__WRITTEN TASK__:
Exactly repeat the material, dropping only the pictures.

Records about charts and figures:
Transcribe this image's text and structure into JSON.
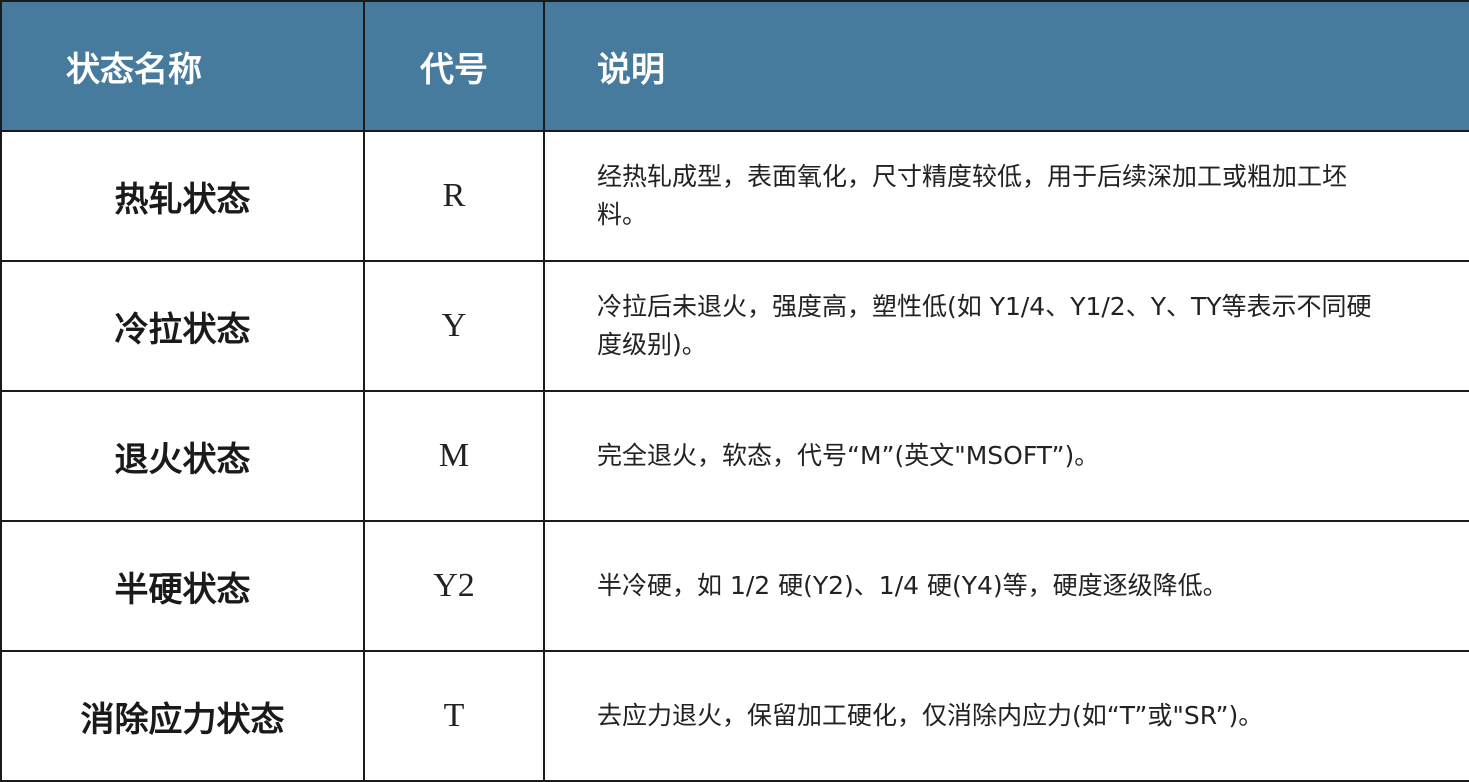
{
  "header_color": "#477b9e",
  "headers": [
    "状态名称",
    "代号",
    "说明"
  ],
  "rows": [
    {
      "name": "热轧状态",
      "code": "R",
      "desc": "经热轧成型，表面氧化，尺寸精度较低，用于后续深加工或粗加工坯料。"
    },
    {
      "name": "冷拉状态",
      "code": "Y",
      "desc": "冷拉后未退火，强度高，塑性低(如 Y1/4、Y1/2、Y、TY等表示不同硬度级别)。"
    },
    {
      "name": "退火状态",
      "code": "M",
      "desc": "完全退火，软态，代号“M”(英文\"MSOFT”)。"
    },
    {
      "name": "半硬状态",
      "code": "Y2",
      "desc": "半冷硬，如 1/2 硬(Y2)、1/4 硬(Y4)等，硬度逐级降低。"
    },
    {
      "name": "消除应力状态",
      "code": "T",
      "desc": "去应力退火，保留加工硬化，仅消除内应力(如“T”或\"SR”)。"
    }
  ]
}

__EXPECTED OUTPUT__:
Transcribe this image's text and structure into JSON.
{
  "header_color": "#477b9e",
  "headers": [
    "状态名称",
    "代号",
    "说明"
  ],
  "rows": [
    {
      "name": "热轧状态",
      "code": "R",
      "desc": "经热轧成型，表面氧化，尺寸精度较低，用于后续深加工或粗加工坯料。"
    },
    {
      "name": "冷拉状态",
      "code": "Y",
      "desc": "冷拉后未退火，强度高，塑性低(如 Y1/4、Y1/2、Y、TY等表示不同硬度级别)。"
    },
    {
      "name": "退火状态",
      "code": "M",
      "desc": "完全退火，软态，代号“M”(英文\"MSOFT”)。"
    },
    {
      "name": "半硬状态",
      "code": "Y2",
      "desc": "半冷硬，如 1/2 硬(Y2)、1/4 硬(Y4)等，硬度逐级降低。"
    },
    {
      "name": "消除应力状态",
      "code": "T",
      "desc": "去应力退火，保留加工硬化，仅消除内应力(如“T”或\"SR”)。"
    }
  ]
}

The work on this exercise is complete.